Part of a data file
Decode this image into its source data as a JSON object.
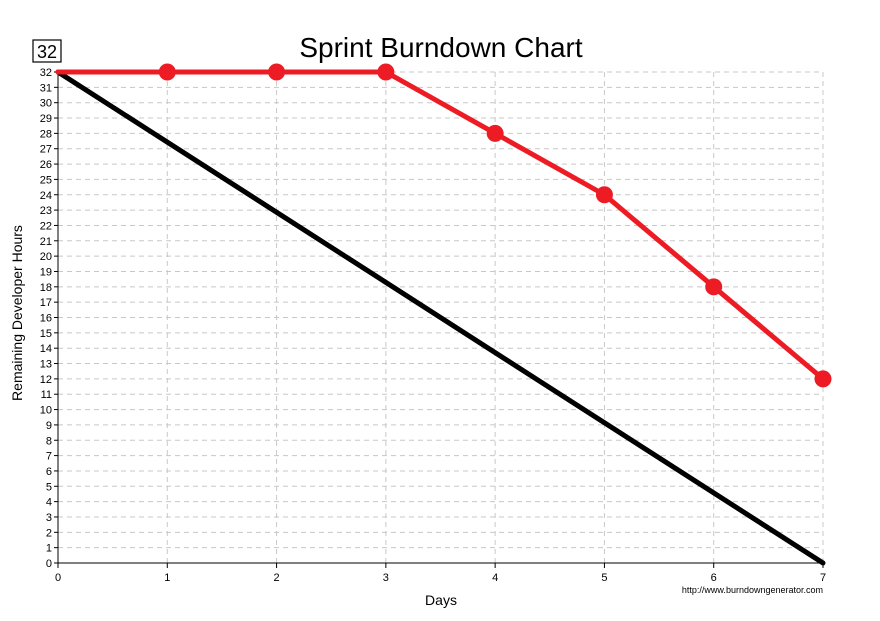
{
  "chart_data": {
    "type": "line",
    "title": "Sprint Burndown Chart",
    "xlabel": "Days",
    "ylabel": "Remaining Developer Hours",
    "x": [
      0,
      1,
      2,
      3,
      4,
      5,
      6,
      7
    ],
    "xlim": [
      0,
      7
    ],
    "ylim": [
      0,
      32
    ],
    "y_ticks_step": 1,
    "grid": true,
    "series": [
      {
        "values": [
          32,
          27.43,
          22.86,
          18.29,
          13.71,
          9.14,
          4.57,
          0
        ],
        "color": "#000000",
        "markers": false
      },
      {
        "values": [
          32,
          32,
          32,
          32,
          28,
          24,
          18,
          12
        ],
        "color": "#ed1c24",
        "markers": true
      }
    ],
    "max_value_badge": "32",
    "footer_url": "http://www.burndowngenerator.com"
  }
}
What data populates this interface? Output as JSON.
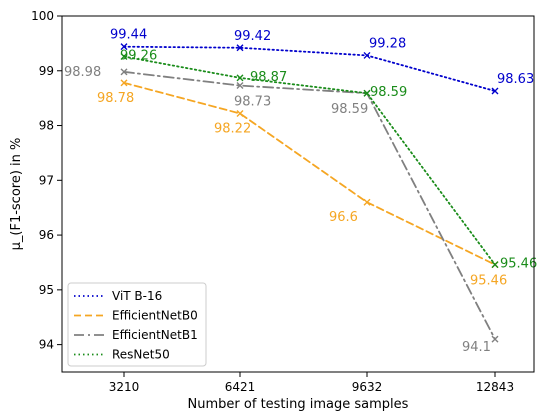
{
  "chart_data": {
    "type": "line",
    "xlabel": "Number of testing image samples",
    "ylabel": "μ_(F1-score) in %",
    "categories": [
      "3210",
      "6421",
      "9632",
      "12843"
    ],
    "ylim": [
      93.5,
      100
    ],
    "yticks": [
      "94",
      "95",
      "96",
      "97",
      "98",
      "99",
      "100"
    ],
    "grid": false,
    "legend_position": "bottom-left",
    "series": [
      {
        "name": "ViT B-16",
        "color": "#0000cc",
        "dash": "dotted",
        "values": [
          99.44,
          99.42,
          99.28,
          98.63
        ],
        "labels": [
          "99.44",
          "99.42",
          "99.28",
          "98.63"
        ]
      },
      {
        "name": "EfficientNetB0",
        "color": "#f5a623",
        "dash": "dashed",
        "values": [
          98.78,
          98.22,
          96.6,
          95.46
        ],
        "labels": [
          "98.78",
          "98.22",
          "96.6",
          "95.46"
        ]
      },
      {
        "name": "EfficientNetB1",
        "color": "#808080",
        "dash": "dashdot",
        "values": [
          98.98,
          98.73,
          98.59,
          94.1
        ],
        "labels": [
          "98.98",
          "98.73",
          "98.59",
          "94.1"
        ]
      },
      {
        "name": "ResNet50",
        "color": "#1a8c1a",
        "dash": "dotted",
        "values": [
          99.26,
          98.87,
          98.59,
          95.46
        ],
        "labels": [
          "99.26",
          "98.87",
          "98.59",
          "95.46"
        ]
      }
    ]
  }
}
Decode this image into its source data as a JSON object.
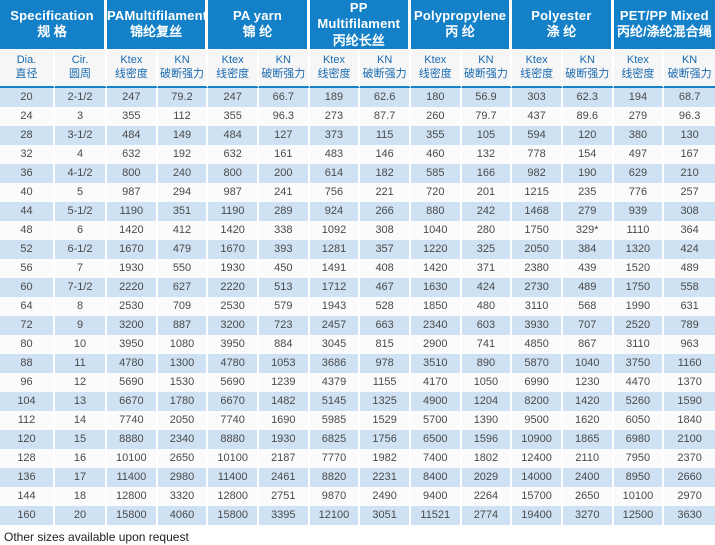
{
  "colors": {
    "header_bg": "#1480c8",
    "row_alt_bg": "#cfe2f3",
    "row_base_bg": "#fbfbfb",
    "subheader_text": "#1a6ab0",
    "data_text": "#4a4a4a"
  },
  "header": {
    "groups": [
      {
        "en": "Specification",
        "cn": "规 格"
      },
      {
        "en": "PAMultifilament",
        "cn": "锦纶复丝"
      },
      {
        "en": "PA yarn",
        "cn": "锦 纶"
      },
      {
        "en": "PP Multifilament",
        "cn": "丙纶长丝"
      },
      {
        "en": "Polypropylene",
        "cn": "丙 纶"
      },
      {
        "en": "Polyester",
        "cn": "涤 纶"
      },
      {
        "en": "PET/PP Mixed",
        "cn": "丙纶/涤纶混合绳"
      }
    ],
    "sub": {
      "dia_en": "Dia.",
      "dia_cn": "直径",
      "cir_en": "Cir.",
      "cir_cn": "圆周",
      "ktex_en": "Ktex",
      "ktex_cn": "线密度",
      "kn_en": "KN",
      "kn_cn": "破断强力"
    }
  },
  "footer": {
    "note": "Other sizes available upon request"
  },
  "chart_data": {
    "type": "table",
    "column_groups": [
      "Specification 规格",
      "PAMultifilament 锦纶复丝",
      "PA yarn 锦纶",
      "PP Multifilament 丙纶长丝",
      "Polypropylene 丙纶",
      "Polyester 涤纶",
      "PET/PP Mixed 丙纶/涤纶混合绳"
    ],
    "columns": [
      "Dia. 直径",
      "Cir. 圆周",
      "PAMultifilament Ktex 线密度",
      "PAMultifilament KN 破断强力",
      "PA yarn Ktex 线密度",
      "PA yarn KN 破断强力",
      "PP Multifilament Ktex 线密度",
      "PP Multifilament KN 破断强力",
      "Polypropylene Ktex 线密度",
      "Polypropylene KN 破断强力",
      "Polyester Ktex 线密度",
      "Polyester KN 破断强力",
      "PET/PP Mixed Ktex 线密度",
      "PET/PP Mixed KN 破断强力"
    ],
    "rows": [
      [
        "20",
        "2-1/2",
        "247",
        "79.2",
        "247",
        "66.7",
        "189",
        "62.6",
        "180",
        "56.9",
        "303",
        "62.3",
        "194",
        "68.7"
      ],
      [
        "24",
        "3",
        "355",
        "112",
        "355",
        "96.3",
        "273",
        "87.7",
        "260",
        "79.7",
        "437",
        "89.6",
        "279",
        "96.3"
      ],
      [
        "28",
        "3-1/2",
        "484",
        "149",
        "484",
        "127",
        "373",
        "115",
        "355",
        "105",
        "594",
        "120",
        "380",
        "130"
      ],
      [
        "32",
        "4",
        "632",
        "192",
        "632",
        "161",
        "483",
        "146",
        "460",
        "132",
        "778",
        "154",
        "497",
        "167"
      ],
      [
        "36",
        "4-1/2",
        "800",
        "240",
        "800",
        "200",
        "614",
        "182",
        "585",
        "166",
        "982",
        "190",
        "629",
        "210"
      ],
      [
        "40",
        "5",
        "987",
        "294",
        "987",
        "241",
        "756",
        "221",
        "720",
        "201",
        "1215",
        "235",
        "776",
        "257"
      ],
      [
        "44",
        "5-1/2",
        "1190",
        "351",
        "1190",
        "289",
        "924",
        "266",
        "880",
        "242",
        "1468",
        "279",
        "939",
        "308"
      ],
      [
        "48",
        "6",
        "1420",
        "412",
        "1420",
        "338",
        "1092",
        "308",
        "1040",
        "280",
        "1750",
        "329*",
        "1110",
        "364"
      ],
      [
        "52",
        "6-1/2",
        "1670",
        "479",
        "1670",
        "393",
        "1281",
        "357",
        "1220",
        "325",
        "2050",
        "384",
        "1320",
        "424"
      ],
      [
        "56",
        "7",
        "1930",
        "550",
        "1930",
        "450",
        "1491",
        "408",
        "1420",
        "371",
        "2380",
        "439",
        "1520",
        "489"
      ],
      [
        "60",
        "7-1/2",
        "2220",
        "627",
        "2220",
        "513",
        "1712",
        "467",
        "1630",
        "424",
        "2730",
        "489",
        "1750",
        "558"
      ],
      [
        "64",
        "8",
        "2530",
        "709",
        "2530",
        "579",
        "1943",
        "528",
        "1850",
        "480",
        "3110",
        "568",
        "1990",
        "631"
      ],
      [
        "72",
        "9",
        "3200",
        "887",
        "3200",
        "723",
        "2457",
        "663",
        "2340",
        "603",
        "3930",
        "707",
        "2520",
        "789"
      ],
      [
        "80",
        "10",
        "3950",
        "1080",
        "3950",
        "884",
        "3045",
        "815",
        "2900",
        "741",
        "4850",
        "867",
        "3110",
        "963"
      ],
      [
        "88",
        "11",
        "4780",
        "1300",
        "4780",
        "1053",
        "3686",
        "978",
        "3510",
        "890",
        "5870",
        "1040",
        "3750",
        "1160"
      ],
      [
        "96",
        "12",
        "5690",
        "1530",
        "5690",
        "1239",
        "4379",
        "1155",
        "4170",
        "1050",
        "6990",
        "1230",
        "4470",
        "1370"
      ],
      [
        "104",
        "13",
        "6670",
        "1780",
        "6670",
        "1482",
        "5145",
        "1325",
        "4900",
        "1204",
        "8200",
        "1420",
        "5260",
        "1590"
      ],
      [
        "112",
        "14",
        "7740",
        "2050",
        "7740",
        "1690",
        "5985",
        "1529",
        "5700",
        "1390",
        "9500",
        "1620",
        "6050",
        "1840"
      ],
      [
        "120",
        "15",
        "8880",
        "2340",
        "8880",
        "1930",
        "6825",
        "1756",
        "6500",
        "1596",
        "10900",
        "1865",
        "6980",
        "2100"
      ],
      [
        "128",
        "16",
        "10100",
        "2650",
        "10100",
        "2187",
        "7770",
        "1982",
        "7400",
        "1802",
        "12400",
        "2110",
        "7950",
        "2370"
      ],
      [
        "136",
        "17",
        "11400",
        "2980",
        "11400",
        "2461",
        "8820",
        "2231",
        "8400",
        "2029",
        "14000",
        "2400",
        "8950",
        "2660"
      ],
      [
        "144",
        "18",
        "12800",
        "3320",
        "12800",
        "2751",
        "9870",
        "2490",
        "9400",
        "2264",
        "15700",
        "2650",
        "10100",
        "2970"
      ],
      [
        "160",
        "20",
        "15800",
        "4060",
        "15800",
        "3395",
        "12100",
        "3051",
        "11521",
        "2774",
        "19400",
        "3270",
        "12500",
        "3630"
      ]
    ]
  }
}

**Given exercise**
Every line holding "yarn" should be copied out.

**Task answer**
        "en": "PA yarn",
      "PA yarn 锦纶",
      "PA yarn Ktex 线密度",
      "PA yarn KN 破断强力",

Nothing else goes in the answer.